Find and return each line containing "text".
________________________
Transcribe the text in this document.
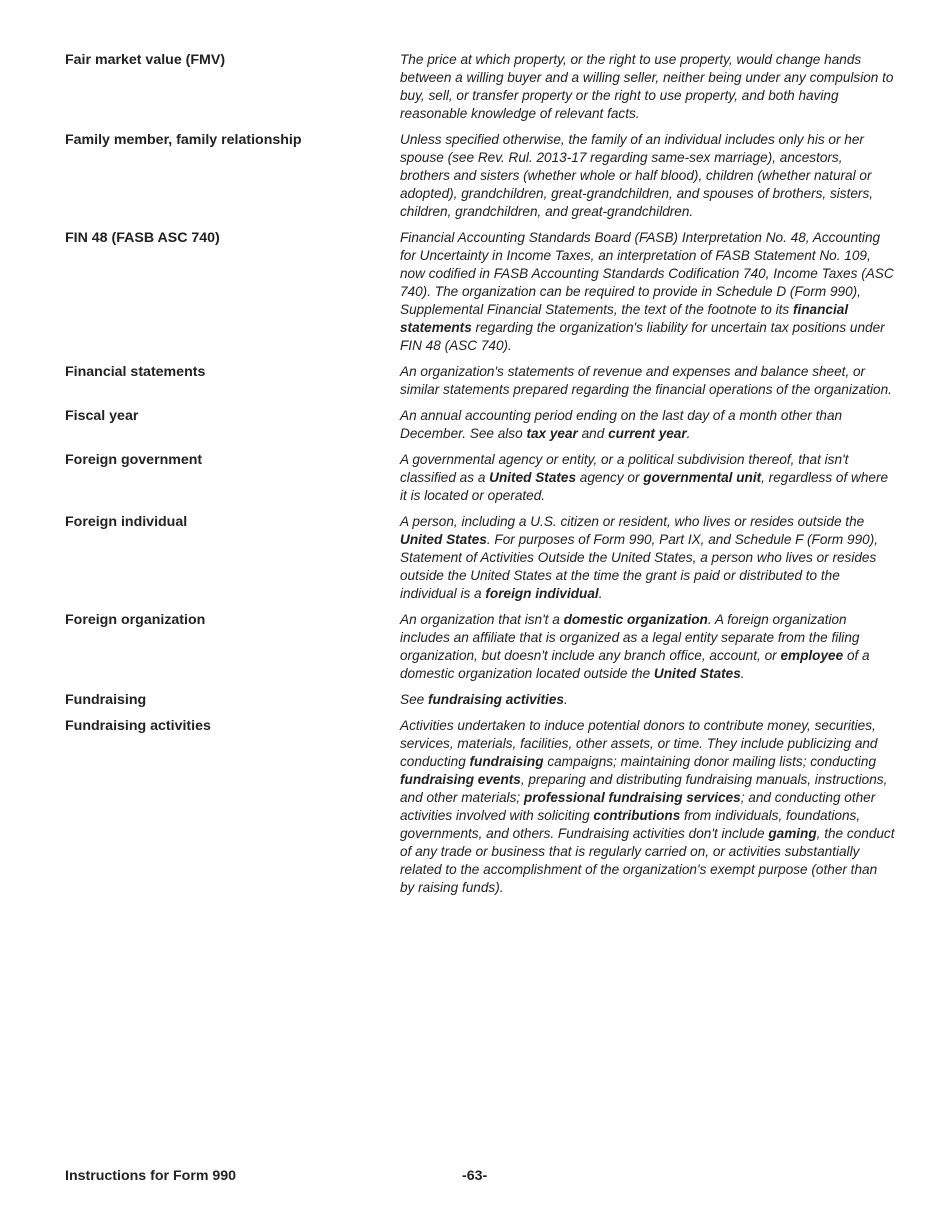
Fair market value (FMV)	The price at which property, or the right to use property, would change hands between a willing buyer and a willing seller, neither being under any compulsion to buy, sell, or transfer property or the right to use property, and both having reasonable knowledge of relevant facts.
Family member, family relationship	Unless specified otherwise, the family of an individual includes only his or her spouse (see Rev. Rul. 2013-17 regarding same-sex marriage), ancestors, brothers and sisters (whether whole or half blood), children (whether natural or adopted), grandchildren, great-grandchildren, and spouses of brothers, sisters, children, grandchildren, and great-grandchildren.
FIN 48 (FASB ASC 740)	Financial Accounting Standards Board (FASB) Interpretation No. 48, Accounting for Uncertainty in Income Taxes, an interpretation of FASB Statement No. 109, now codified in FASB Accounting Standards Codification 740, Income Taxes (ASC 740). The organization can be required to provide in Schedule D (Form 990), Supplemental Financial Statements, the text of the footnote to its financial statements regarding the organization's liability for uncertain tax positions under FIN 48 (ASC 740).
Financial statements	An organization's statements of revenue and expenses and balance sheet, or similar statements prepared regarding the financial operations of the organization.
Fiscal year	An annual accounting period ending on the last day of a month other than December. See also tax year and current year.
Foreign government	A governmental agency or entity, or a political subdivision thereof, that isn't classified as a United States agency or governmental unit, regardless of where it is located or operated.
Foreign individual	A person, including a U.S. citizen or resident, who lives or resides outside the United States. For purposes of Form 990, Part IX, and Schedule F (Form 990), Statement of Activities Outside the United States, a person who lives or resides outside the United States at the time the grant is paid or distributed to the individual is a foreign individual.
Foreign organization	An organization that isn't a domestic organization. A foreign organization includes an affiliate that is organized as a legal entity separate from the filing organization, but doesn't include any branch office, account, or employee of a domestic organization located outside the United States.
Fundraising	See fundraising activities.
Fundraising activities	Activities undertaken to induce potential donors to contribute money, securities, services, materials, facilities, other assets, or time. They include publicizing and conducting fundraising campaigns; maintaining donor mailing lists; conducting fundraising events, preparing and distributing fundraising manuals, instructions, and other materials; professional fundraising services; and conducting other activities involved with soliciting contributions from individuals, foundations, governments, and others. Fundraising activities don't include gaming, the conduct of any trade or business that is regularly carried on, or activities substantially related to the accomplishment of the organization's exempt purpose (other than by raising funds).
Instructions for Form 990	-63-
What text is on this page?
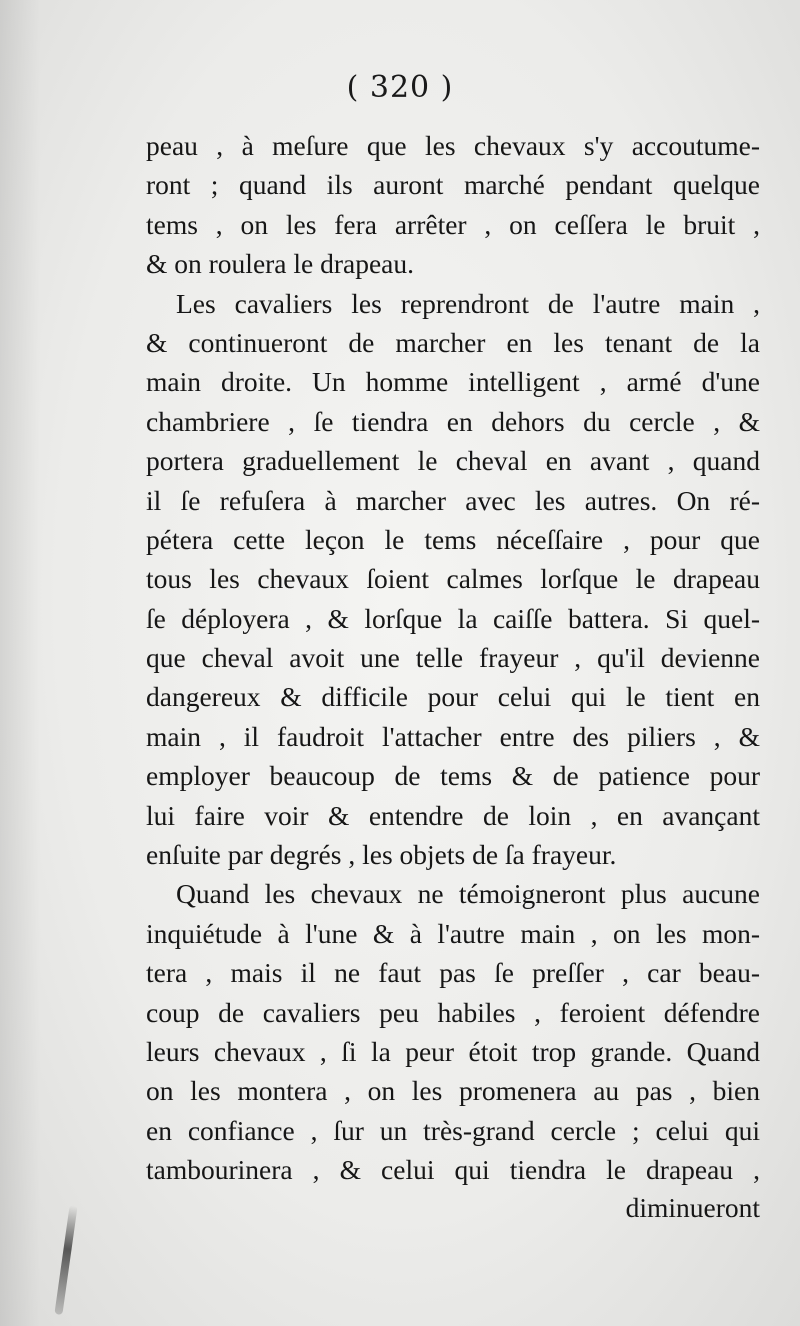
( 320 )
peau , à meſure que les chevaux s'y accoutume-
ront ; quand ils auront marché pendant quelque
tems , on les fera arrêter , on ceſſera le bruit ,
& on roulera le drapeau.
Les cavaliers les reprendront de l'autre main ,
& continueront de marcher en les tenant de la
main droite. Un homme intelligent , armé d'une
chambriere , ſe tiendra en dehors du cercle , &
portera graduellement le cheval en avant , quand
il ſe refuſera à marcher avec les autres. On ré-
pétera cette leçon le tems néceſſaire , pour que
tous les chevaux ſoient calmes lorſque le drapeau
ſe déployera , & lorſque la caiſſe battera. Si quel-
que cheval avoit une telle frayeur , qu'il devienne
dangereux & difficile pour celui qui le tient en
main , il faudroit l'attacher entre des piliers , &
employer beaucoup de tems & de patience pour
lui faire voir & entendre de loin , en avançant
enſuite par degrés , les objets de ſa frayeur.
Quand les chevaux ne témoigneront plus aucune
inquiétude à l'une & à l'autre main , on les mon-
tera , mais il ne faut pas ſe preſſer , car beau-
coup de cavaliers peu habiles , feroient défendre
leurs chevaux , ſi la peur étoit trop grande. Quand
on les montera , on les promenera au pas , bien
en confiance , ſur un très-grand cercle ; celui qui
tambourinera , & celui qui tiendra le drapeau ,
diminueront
________________________
- _OUTPUT_
Transcribe the text in this document.
FIN 48 (FASB ASC 740)	Financial Accounting Standards Board (FASB) Interpretation No. 48, Accounting for Uncertainty in Income Taxes, an interpretation of FASB Statement No. 109, now codified in FASB Accounting Standards Codification 740, Income Taxes (ASC 740). The organization can be required to provide in Schedule D (Form 990), Supplemental Financial Statements, the text of the footnote to its financial statements regarding the organization's liability for uncertain tax positions under FIN 48 (ASC 740).
What text is on this page?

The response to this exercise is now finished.